- **WHAT THIS TASK INVOLVES**
From the listing below, extract every line containing "sait".

- **MATERIAL SUPPLIED**
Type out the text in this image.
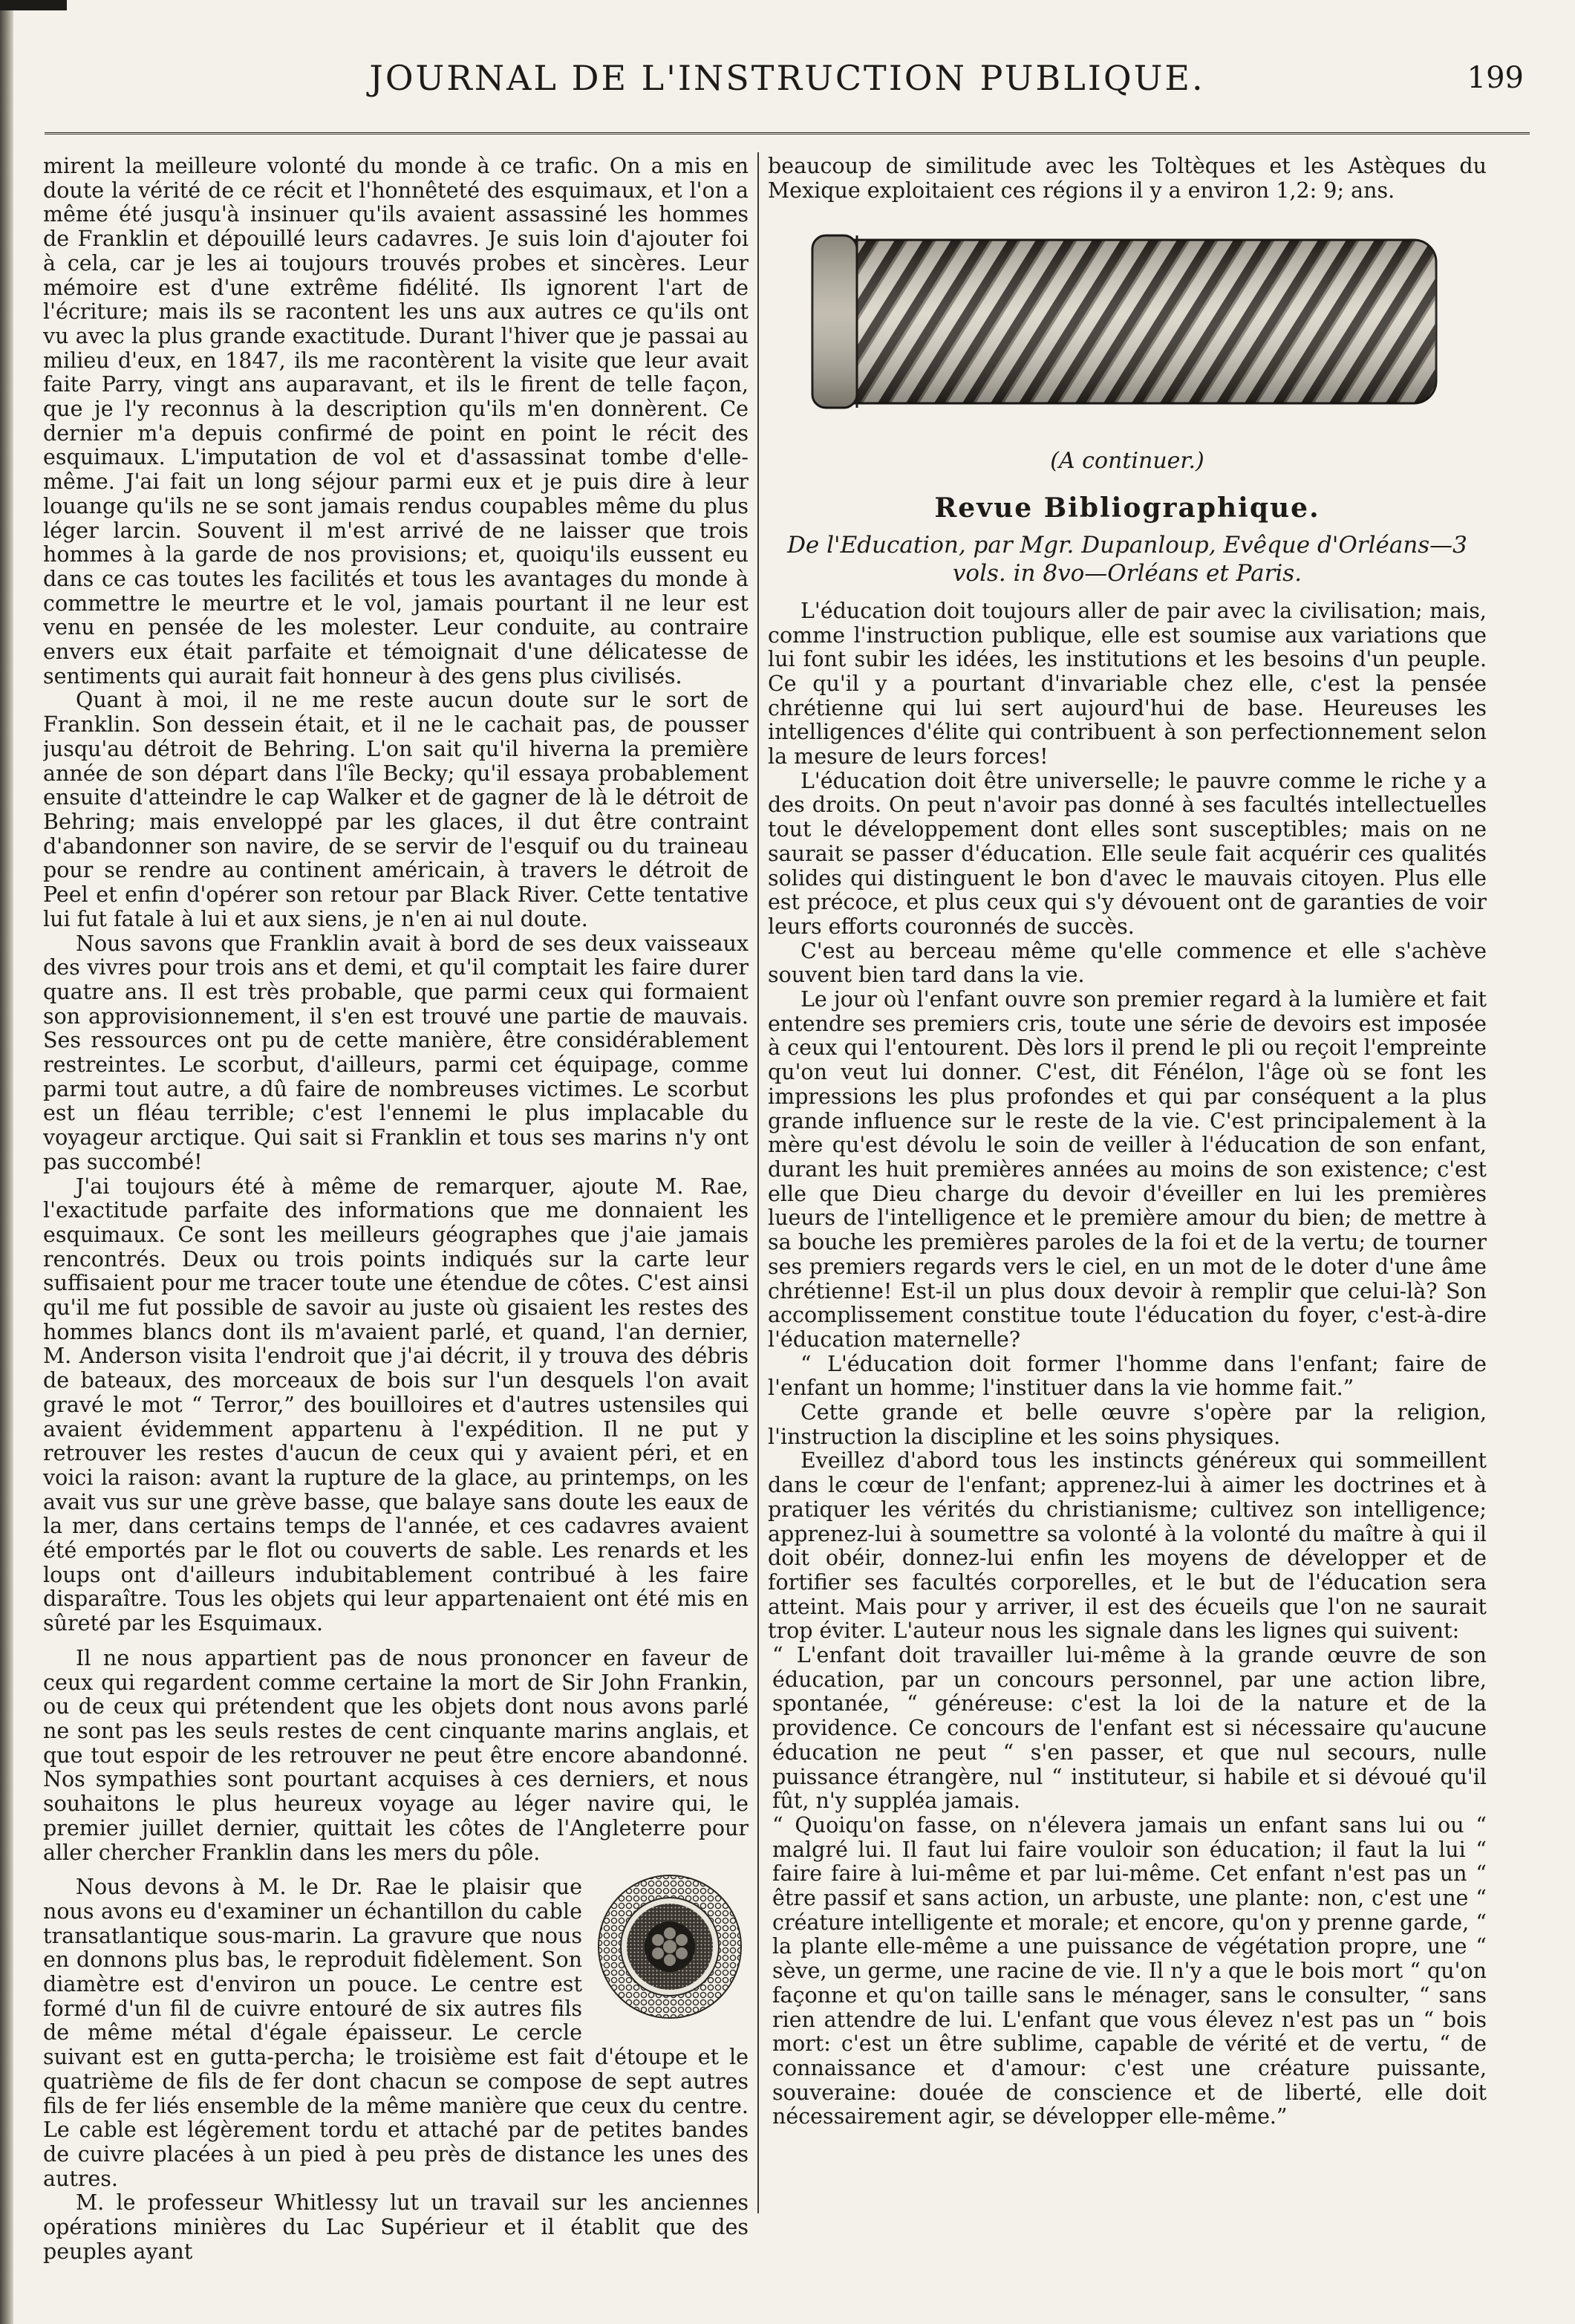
JOURNAL DE L'INSTRUCTION PUBLIQUE.	199

mirent la meilleure volonté du monde à ce trafic. On a mis en doute la vérité de ce récit et l'honnêteté des esquimaux, et l'on a même été jusqu'à insinuer qu'ils avaient assassiné les hommes de Franklin et dépouillé leurs cadavres. Je suis loin d'ajouter foi à cela, car je les ai toujours trouvés probes et sincères. Leur mémoire est d'une extrême fidélité. Ils ignorent l'art de l'écriture; mais ils se racontent les uns aux autres ce qu'ils ont vu avec la plus grande exactitude. Durant l'hiver que je passai au milieu d'eux, en 1847, ils me racontèrent la visite que leur avait faite Parry, vingt ans auparavant, et ils le firent de telle façon, que je l'y reconnus à la description qu'ils m'en donnèrent. Ce dernier m'a depuis confirmé de point en point le récit des esquimaux. L'imputation de vol et d'assassinat tombe d'elle-même. J'ai fait un long séjour parmi eux et je puis dire à leur louange qu'ils ne se sont jamais rendus coupables même du plus léger larcin. Souvent il m'est arrivé de ne laisser que trois hommes à la garde de nos provisions; et, quoiqu'ils eussent eu dans ce cas toutes les facilités et tous les avantages du monde à commettre le meurtre et le vol, jamais pourtant il ne leur est venu en pensée de les molester. Leur conduite, au contraire envers eux était parfaite et témoignait d'une délicatesse de sentiments qui aurait fait honneur à des gens plus civilisés.

Quant à moi, il ne me reste aucun doute sur le sort de Franklin. Son dessein était, et il ne le cachait pas, de pousser jusqu'au détroit de Behring. L'on sait qu'il hiverna la première année de son départ dans l'île Becky; qu'il essaya probablement ensuite d'atteindre le cap Walker et de gagner de là le détroit de Behring; mais enveloppé par les glaces, il dut être contraint d'abandonner son navire, de se servir de l'esquif ou du traineau pour se rendre au continent américain, à travers le détroit de Peel et enfin d'opérer son retour par Black River. Cette tentative lui fut fatale à lui et aux siens, je n'en ai nul doute.

Nous savons que Franklin avait à bord de ses deux vaisseaux des vivres pour trois ans et demi, et qu'il comptait les faire durer quatre ans. Il est très probable, que parmi ceux qui formaient son approvisionnement, il s'en est trouvé une partie de mauvais. Ses ressources ont pu de cette manière, être considérablement restreintes. Le scorbut, d'ailleurs, parmi cet équipage, comme parmi tout autre, a dû faire de nombreuses victimes. Le scorbut est un fléau terrible; c'est l'ennemi le plus implacable du voyageur arctique. Qui sait si Franklin et tous ses marins n'y ont pas succombé!

J'ai toujours été à même de remarquer, ajoute M. Rae, l'exactitude parfaite des informations que me donnaient les esquimaux. Ce sont les meilleurs géographes que j'aie jamais rencontrés. Deux ou trois points indiqués sur la carte leur suffisaient pour me tracer toute une étendue de côtes. C'est ainsi qu'il me fut possible de savoir au juste où gisaient les restes des hommes blancs dont ils m'avaient parlé, et quand, l'an dernier, M. Anderson visita l'endroit que j'ai décrit, il y trouva des débris de bateaux, des morceaux de bois sur l'un desquels l'on avait gravé le mot “ Terror,” des bouilloires et d'autres ustensiles qui avaient évidemment appartenu à l'expédition. Il ne put y retrouver les restes d'aucun de ceux qui y avaient péri, et en voici la raison: avant la rupture de la glace, au printemps, on les avait vus sur une grève basse, que balaye sans doute les eaux de la mer, dans certains temps de l'année, et ces cadavres avaient été emportés par le flot ou couverts de sable. Les renards et les loups ont d'ailleurs indubitablement contribué à les faire disparaître. Tous les objets qui leur appartenaient ont été mis en sûreté par les Esquimaux.

Il ne nous appartient pas de nous prononcer en faveur de ceux qui regardent comme certaine la mort de Sir John Frankin, ou de ceux qui prétendent que les objets dont nous avons parlé ne sont pas les seuls restes de cent cinquante marins anglais, et que tout espoir de les retrouver ne peut être encore abandonné. Nos sympathies sont pourtant acquises à ces derniers, et nous souhaitons le plus heureux voyage au léger navire qui, le premier juillet dernier, quittait les côtes de l'Angleterre pour aller chercher Franklin dans les mers du pôle.

Nous devons à M. le Dr. Rae le plaisir que nous avons eu d'examiner un échantillon du cable transatlantique sous-marin. La gravure que nous en donnons plus bas, le reproduit fidèlement. Son diamètre est d'environ un pouce. Le centre est formé d'un fil de cuivre entouré de six autres fils de même métal d'égale épaisseur. Le cercle suivant est en gutta-percha; le troisième est fait d'étoupe et le quatrième de fils de fer dont chacun se compose de sept autres fils de fer liés ensemble de la même manière que ceux du centre. Le cable est légèrement tordu et attaché par de petites bandes de cuivre placées à un pied à peu près de distance les unes des autres.

M. le professeur Whitlessy lut un travail sur les anciennes opérations minières du Lac Supérieur et il établit que des peuples ayant

beaucoup de similitude avec les Toltèques et les Astèques du Mexique exploitaient ces régions il y a environ 1,2: 9; ans.

(A continuer.)
Revue Bibliographique.
De l'Education, par Mgr. Dupanloup, Evêque d'Orléans—3 vols. in 8vo—Orléans et Paris.

L'éducation doit toujours aller de pair avec la civilisation; mais, comme l'instruction publique, elle est soumise aux variations que lui font subir les idées, les institutions et les besoins d'un peuple. Ce qu'il y a pourtant d'invariable chez elle, c'est la pensée chrétienne qui lui sert aujourd'hui de base. Heureuses les intelligences d'élite qui contribuent à son perfectionnement selon la mesure de leurs forces!

L'éducation doit être universelle; le pauvre comme le riche y a des droits. On peut n'avoir pas donné à ses facultés intellectuelles tout le développement dont elles sont susceptibles; mais on ne saurait se passer d'éducation. Elle seule fait acquérir ces qualités solides qui distinguent le bon d'avec le mauvais citoyen. Plus elle est précoce, et plus ceux qui s'y dévouent ont de garanties de voir leurs efforts couronnés de succès.

C'est au berceau même qu'elle commence et elle s'achève souvent bien tard dans la vie.

Le jour où l'enfant ouvre son premier regard à la lumière et fait entendre ses premiers cris, toute une série de devoirs est imposée à ceux qui l'entourent. Dès lors il prend le pli ou reçoit l'empreinte qu'on veut lui donner. C'est, dit Fénélon, l'âge où se font les impressions les plus profondes et qui par conséquent a la plus grande influence sur le reste de la vie. C'est principalement à la mère qu'est dévolu le soin de veiller à l'éducation de son enfant, durant les huit premières années au moins de son existence; c'est elle que Dieu charge du devoir d'éveiller en lui les premières lueurs de l'intelligence et le première amour du bien; de mettre à sa bouche les premières paroles de la foi et de la vertu; de tourner ses premiers regards vers le ciel, en un mot de le doter d'une âme chrétienne! Est-il un plus doux devoir à remplir que celui-là? Son accomplissement constitue toute l'éducation du foyer, c'est-à-dire l'éducation maternelle?

“ L'éducation doit former l'homme dans l'enfant; faire de l'enfant un homme; l'instituer dans la vie homme fait.”

Cette grande et belle œuvre s'opère par la religion, l'instruction la discipline et les soins physiques.

Eveillez d'abord tous les instincts généreux qui sommeillent dans le cœur de l'enfant; apprenez-lui à aimer les doctrines et à pratiquer les vérités du christianisme; cultivez son intelligence; apprenez-lui à soumettre sa volonté à la volonté du maître à qui il doit obéir, donnez-lui enfin les moyens de développer et de fortifier ses facultés corporelles, et le but de l'éducation sera atteint. Mais pour y arriver, il est des écueils que l'on ne saurait trop éviter. L'auteur nous les signale dans les lignes qui suivent:

“ L'enfant doit travailler lui-même à la grande œuvre de son éducation, par un concours personnel, par une action libre, spontanée, “ généreuse: c'est la loi de la nature et de la providence. Ce concours de l'enfant est si nécessaire qu'aucune éducation ne peut “ s'en passer, et que nul secours, nulle puissance étrangère, nul “ instituteur, si habile et si dévoué qu'il fût, n'y suppléa jamais.

“ Quoiqu'on fasse, on n'élevera jamais un enfant sans lui ou “ malgré lui. Il faut lui faire vouloir son éducation; il faut la lui “ faire faire à lui-même et par lui-même. Cet enfant n'est pas un “ être passif et sans action, un arbuste, une plante: non, c'est une “ créature intelligente et morale; et encore, qu'on y prenne garde, “ la plante elle-même a une puissance de végétation propre, une “ sève, un germe, une racine de vie. Il n'y a que le bois mort “ qu'on façonne et qu'on taille sans le ménager, sans le consulter, “ sans rien attendre de lui. L'enfant que vous élevez n'est pas un “ bois mort: c'est un être sublime, capable de vérité et de vertu, “ de connaissance et d'amour: c'est une créature puissante, souveraine: douée de conscience et de liberté, elle doit nécessairement agir, se développer elle-même.”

- **RESULT BELOW**
Quant à moi, il ne me reste aucun doute sur le sort de Franklin. Son dessein était, et il ne le cachait pas, de pousser jusqu'au détroit de Behring. L'on sait qu'il hiverna la première année de son départ dans l'île Becky; qu'il essaya probablement ensuite d'atteindre le cap Walker et de gagner de là le détroit de Behring; mais enveloppé par les glaces, il dut être contraint d'abandonner son navire, de se servir de l'esquif ou du traineau pour se rendre au continent américain, à travers le détroit de Peel et enfin d'opérer son retour par Black River. Cette tentative lui fut fatale à lui et aux siens, je n'en ai nul doute.
Nous savons que Franklin avait à bord de ses deux vaisseaux des vivres pour trois ans et demi, et qu'il comptait les faire durer quatre ans. Il est très probable, que parmi ceux qui formaient son approvisionnement, il s'en est trouvé une partie de mauvais. Ses ressources ont pu de cette manière, être considérablement restreintes. Le scorbut, d'ailleurs, parmi cet équipage, comme parmi tout autre, a dû faire de nombreuses victimes. Le scorbut est un fléau terrible; c'est l'ennemi le plus implacable du voyageur arctique. Qui sait si Franklin et tous ses marins n'y ont pas succombé!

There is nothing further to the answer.